## EXERCISE REQUIREMENTS
Give all the lines below again, exactly, with no pictures.
————
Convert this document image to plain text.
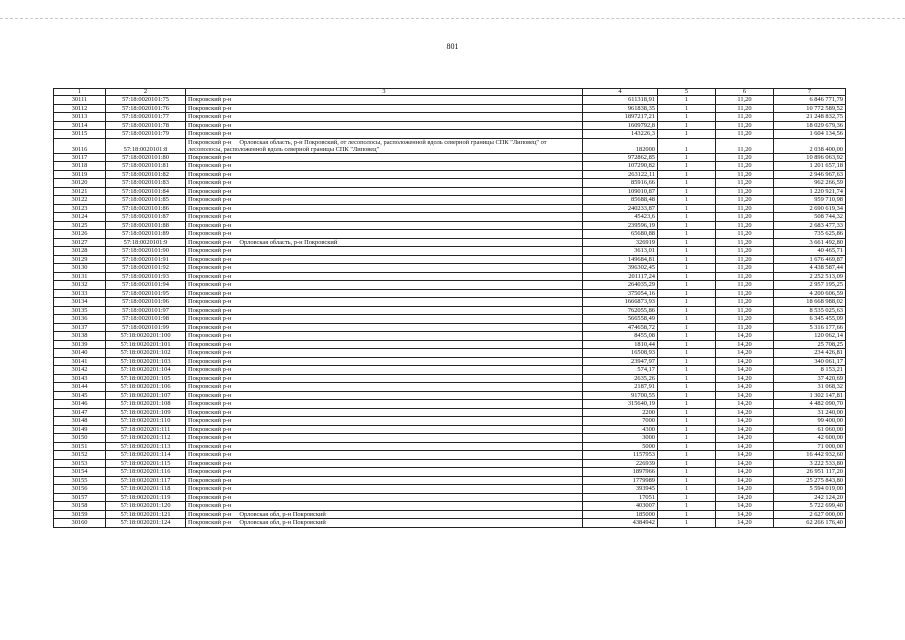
801
1	2	3	4	5	6	7
30111	57:18:0020101:75	Покровский р-н	611318,91	1	11,20	6 846 771,79
30112	57:18:0020101:76	Покровский р-н	961838,35	1	11,20	10 772 589,52
30113	57:18:0020101:77	Покровский р-н	1897217,21	1	11,20	21 248 832,75
30114	57:18:0020101:78	Покровский р-н	1609792,8	1	11,20	18 029 679,36
30115	57:18:0020101:79	Покровский р-н	143226,3	1	11,20	1 604 134,56
30116	57:18:0020101:8	Покровский р-н Орловская область, р-н Покровский, от лесополосы, расположенной вдоль северной границы СПК "Липовец" от лесополосы, расположенной вдоль северной границы СПК "Липовец"	182000	1	11,20	2 038 400,00
30117	57:18:0020101:80	Покровский р-н	972862,85	1	11,20	10 896 063,92
30118	57:18:0020101:81	Покровский р-н	107290,82	1	11,20	1 201 657,18
30119	57:18:0020101:82	Покровский р-н	263122,11	1	11,20	2 946 967,63
30120	57:18:0020101:83	Покровский р-н	85916,66	1	11,20	962 266,59
30121	57:18:0020101:84	Покровский р-н	109010,87	1	11,20	1 220 921,74
30122	57:18:0020101:85	Покровский р-н	85688,48	1	11,20	959 710,98
30123	57:18:0020101:86	Покровский р-н	240233,87	1	11,20	2 690 619,34
30124	57:18:0020101:87	Покровский р-н	45423,6	1	11,20	508 744,32
30125	57:18:0020101:88	Покровский р-н	239596,19	1	11,20	2 683 477,33
30126	57:18:0020101:89	Покровский р-н	65680,88	1	11,20	735 625,86
30127	57:18:0020101:9	Покровский р-н Орловская область, р-н Покровский	326919	1	11,20	3 661 492,80
30128	57:18:0020101:90	Покровский р-н	3613,01	1	11,20	40 465,71
30129	57:18:0020101:91	Покровский р-н	149684,81	1	11,20	1 676 469,87
30130	57:18:0020101:92	Покровский р-н	396302,45	1	11,20	4 438 587,44
30131	57:18:0020101:93	Покровский р-н	201117,24	1	11,20	2 252 513,09
30132	57:18:0020101:94	Покровский р-н	264035,29	1	11,20	2 957 195,25
30133	57:18:0020101:95	Покровский р-н	375054,16	1	11,20	4 200 606,59
30134	57:18:0020101:96	Покровский р-н	1666873,93	1	11,20	18 668 988,02
30135	57:18:0020101:97	Покровский р-н	762055,86	1	11,20	8 535 025,63
30136	57:18:0020101:98	Покровский р-н	566558,49	1	11,20	6 345 455,09
30137	57:18:0020101:99	Покровский р-н	474658,72	1	11,20	5 316 177,66
30138	57:18:0020201:100	Покровский р-н	8455,08	1	14,20	120 062,14
30139	57:18:0020201:101	Покровский р-н	1810,44	1	14,20	25 708,25
30140	57:18:0020201:102	Покровский р-н	16508,93	1	14,20	234 426,81
30141	57:18:0020201:103	Покровский р-н	23947,97	1	14,20	340 061,17
30142	57:18:0020201:104	Покровский р-н	574,17	1	14,20	8 153,21
30143	57:18:0020201:105	Покровский р-н	2635,26	1	14,20	37 420,69
30144	57:18:0020201:106	Покровский р-н	2187,91	1	14,20	31 068,32
30145	57:18:0020201:107	Покровский р-н	91700,55	1	14,20	1 302 147,81
30146	57:18:0020201:108	Покровский р-н	315640,19	1	14,20	4 482 090,70
30147	57:18:0020201:109	Покровский р-н	2200	1	14,20	31 240,00
30148	57:18:0020201:110	Покровский р-н	7000	1	14,20	99 400,00
30149	57:18:0020201:111	Покровский р-н	4300	1	14,20	61 060,00
30150	57:18:0020201:112	Покровский р-н	3000	1	14,20	42 600,00
30151	57:18:0020201:113	Покровский р-н	5000	1	14,20	71 000,00
30152	57:18:0020201:114	Покровский р-н	1157953	1	14,20	16 442 932,60
30153	57:18:0020201:115	Покровский р-н	226939	1	14,20	3 222 533,80
30154	57:18:0020201:116	Покровский р-н	1897966	1	14,20	26 951 117,20
30155	57:18:0020201:117	Покровский р-н	1779989	1	14,20	25 275 843,80
30156	57:18:0020201:118	Покровский р-н	393945	1	14,20	5 594 019,00
30157	57:18:0020201:119	Покровский р-н	17051	1	14,20	242 124,20
30158	57:18:0020201:120	Покровский р-н	403007	1	14,20	5 722 699,40
30159	57:18:0020201:121	Покровский р-н Орловская обл, р-н Покровский	185000	1	14,20	2 627 000,00
30160	57:18:0020201:124	Покровский р-н Орловская обл, р-н Покровский	4384942	1	14,20	62 266 176,40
————
## THE OUTPUT
Convert this document image to plain text.
801
1	2	3	4	5	6	7
30111	57:18:0020101:75	Покровский р-н	611318,91	1	11,20	6 846 771,79
30112	57:18:0020101:76	Покровский р-н	961838,35	1	11,20	10 772 589,52
30113	57:18:0020101:77	Покровский р-н	1897217,21	1	11,20	21 248 832,75
30114	57:18:0020101:78	Покровский р-н	1609792,8	1	11,20	18 029 679,36
30115	57:18:0020101:79	Покровский р-н	143226,3	1	11,20	1 604 134,56
30116	57:18:0020101:8	Покровский р-н Орловская область, р-н Покровский, от лесополосы, расположенной вдоль северной границы СПК "Липовец" от лесополосы, расположенной вдоль северной границы СПК "Липовец"	182000	1	11,20	2 038 400,00
30117	57:18:0020101:80	Покровский р-н	972862,85	1	11,20	10 896 063,92
30118	57:18:0020101:81	Покровский р-н	107290,82	1	11,20	1 201 657,18
30119	57:18:0020101:82	Покровский р-н	263122,11	1	11,20	2 946 967,63
30120	57:18:0020101:83	Покровский р-н	85916,66	1	11,20	962 266,59
30121	57:18:0020101:84	Покровский р-н	109010,87	1	11,20	1 220 921,74
30122	57:18:0020101:85	Покровский р-н	85688,48	1	11,20	959 710,98
30123	57:18:0020101:86	Покровский р-н	240233,87	1	11,20	2 690 619,34
30124	57:18:0020101:87	Покровский р-н	45423,6	1	11,20	508 744,32
30125	57:18:0020101:88	Покровский р-н	239596,19	1	11,20	2 683 477,33
30126	57:18:0020101:89	Покровский р-н	65680,88	1	11,20	735 625,86
30127	57:18:0020101:9	Покровский р-н Орловская область, р-н Покровский	326919	1	11,20	3 661 492,80
30128	57:18:0020101:90	Покровский р-н	3613,01	1	11,20	40 465,71
30129	57:18:0020101:91	Покровский р-н	149684,81	1	11,20	1 676 469,87
30130	57:18:0020101:92	Покровский р-н	396302,45	1	11,20	4 438 587,44
30131	57:18:0020101:93	Покровский р-н	201117,24	1	11,20	2 252 513,09
30132	57:18:0020101:94	Покровский р-н	264035,29	1	11,20	2 957 195,25
30133	57:18:0020101:95	Покровский р-н	375054,16	1	11,20	4 200 606,59
30134	57:18:0020101:96	Покровский р-н	1666873,93	1	11,20	18 668 988,02
30135	57:18:0020101:97	Покровский р-н	762055,86	1	11,20	8 535 025,63
30136	57:18:0020101:98	Покровский р-н	566558,49	1	11,20	6 345 455,09
30137	57:18:0020101:99	Покровский р-н	474658,72	1	11,20	5 316 177,66
30138	57:18:0020201:100	Покровский р-н	8455,08	1	14,20	120 062,14
30139	57:18:0020201:101	Покровский р-н	1810,44	1	14,20	25 708,25
30140	57:18:0020201:102	Покровский р-н	16508,93	1	14,20	234 426,81
30141	57:18:0020201:103	Покровский р-н	23947,97	1	14,20	340 061,17
30142	57:18:0020201:104	Покровский р-н	574,17	1	14,20	8 153,21
30143	57:18:0020201:105	Покровский р-н	2635,26	1	14,20	37 420,69
30144	57:18:0020201:106	Покровский р-н	2187,91	1	14,20	31 068,32
30145	57:18:0020201:107	Покровский р-н	91700,55	1	14,20	1 302 147,81
30146	57:18:0020201:108	Покровский р-н	315640,19	1	14,20	4 482 090,70
30147	57:18:0020201:109	Покровский р-н	2200	1	14,20	31 240,00
30148	57:18:0020201:110	Покровский р-н	7000	1	14,20	99 400,00
30149	57:18:0020201:111	Покровский р-н	4300	1	14,20	61 060,00
30150	57:18:0020201:112	Покровский р-н	3000	1	14,20	42 600,00
30151	57:18:0020201:113	Покровский р-н	5000	1	14,20	71 000,00
30152	57:18:0020201:114	Покровский р-н	1157953	1	14,20	16 442 932,60
30153	57:18:0020201:115	Покровский р-н	226939	1	14,20	3 222 533,80
30154	57:18:0020201:116	Покровский р-н	1897966	1	14,20	26 951 117,20
30155	57:18:0020201:117	Покровский р-н	1779989	1	14,20	25 275 843,80
30156	57:18:0020201:118	Покровский р-н	393945	1	14,20	5 594 019,00
30157	57:18:0020201:119	Покровский р-н	17051	1	14,20	242 124,20
30158	57:18:0020201:120	Покровский р-н	403007	1	14,20	5 722 699,40
30159	57:18:0020201:121	Покровский р-н Орловская обл, р-н Покровский	185000	1	14,20	2 627 000,00
30160	57:18:0020201:124	Покровский р-н Орловская обл, р-н Покровский	4384942	1	14,20	62 266 176,40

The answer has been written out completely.